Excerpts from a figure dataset
======

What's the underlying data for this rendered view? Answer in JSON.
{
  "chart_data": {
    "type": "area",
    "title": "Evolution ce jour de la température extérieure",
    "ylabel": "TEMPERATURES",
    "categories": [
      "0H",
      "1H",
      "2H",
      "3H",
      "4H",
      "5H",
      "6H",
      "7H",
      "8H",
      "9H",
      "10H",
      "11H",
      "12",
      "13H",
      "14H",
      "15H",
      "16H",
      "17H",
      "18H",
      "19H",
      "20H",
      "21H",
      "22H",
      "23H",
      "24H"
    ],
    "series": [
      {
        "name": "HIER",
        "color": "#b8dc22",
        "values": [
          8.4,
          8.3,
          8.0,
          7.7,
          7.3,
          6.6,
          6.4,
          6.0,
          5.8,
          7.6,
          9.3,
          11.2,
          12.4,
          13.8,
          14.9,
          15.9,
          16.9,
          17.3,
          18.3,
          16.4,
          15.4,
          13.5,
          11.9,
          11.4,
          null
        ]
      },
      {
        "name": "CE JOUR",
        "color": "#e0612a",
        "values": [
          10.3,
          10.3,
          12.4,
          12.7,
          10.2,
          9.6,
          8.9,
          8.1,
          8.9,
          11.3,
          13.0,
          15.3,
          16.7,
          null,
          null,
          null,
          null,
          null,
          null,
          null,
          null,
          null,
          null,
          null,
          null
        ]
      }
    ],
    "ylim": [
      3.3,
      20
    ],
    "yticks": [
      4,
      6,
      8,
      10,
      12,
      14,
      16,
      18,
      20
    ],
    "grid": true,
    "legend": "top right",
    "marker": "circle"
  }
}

======

> _Task directions_
Go through the records above and retype each one exactly.

> _Exercise output_
What's the underlying data for this rendered view? Answer in JSON.
{
  "chart_data": {
    "type": "area",
    "title": "Evolution ce jour de la température extérieure",
    "ylabel": "TEMPERATURES",
    "categories": [
      "0H",
      "1H",
      "2H",
      "3H",
      "4H",
      "5H",
      "6H",
      "7H",
      "8H",
      "9H",
      "10H",
      "11H",
      "12",
      "13H",
      "14H",
      "15H",
      "16H",
      "17H",
      "18H",
      "19H",
      "20H",
      "21H",
      "22H",
      "23H",
      "24H"
    ],
    "series": [
      {
        "name": "HIER",
        "color": "#b8dc22",
        "values": [
          8.4,
          8.3,
          8.0,
          7.7,
          7.3,
          6.6,
          6.4,
          6.0,
          5.8,
          7.6,
          9.3,
          11.2,
          12.4,
          13.8,
          14.9,
          15.9,
          16.9,
          17.3,
          18.3,
          16.4,
          15.4,
          13.5,
          11.9,
          11.4,
          null
        ]
      },
      {
        "name": "CE JOUR",
        "color": "#e0612a",
        "values": [
          10.3,
          10.3,
          12.4,
          12.7,
          10.2,
          9.6,
          8.9,
          8.1,
          8.9,
          11.3,
          13.0,
          15.3,
          16.7,
          null,
          null,
          null,
          null,
          null,
          null,
          null,
          null,
          null,
          null,
          null,
          null
        ]
      }
    ],
    "ylim": [
      3.3,
      20
    ],
    "yticks": [
      4,
      6,
      8,
      10,
      12,
      14,
      16,
      18,
      20
    ],
    "grid": true,
    "legend": "top right",
    "marker": "circle"
  }
}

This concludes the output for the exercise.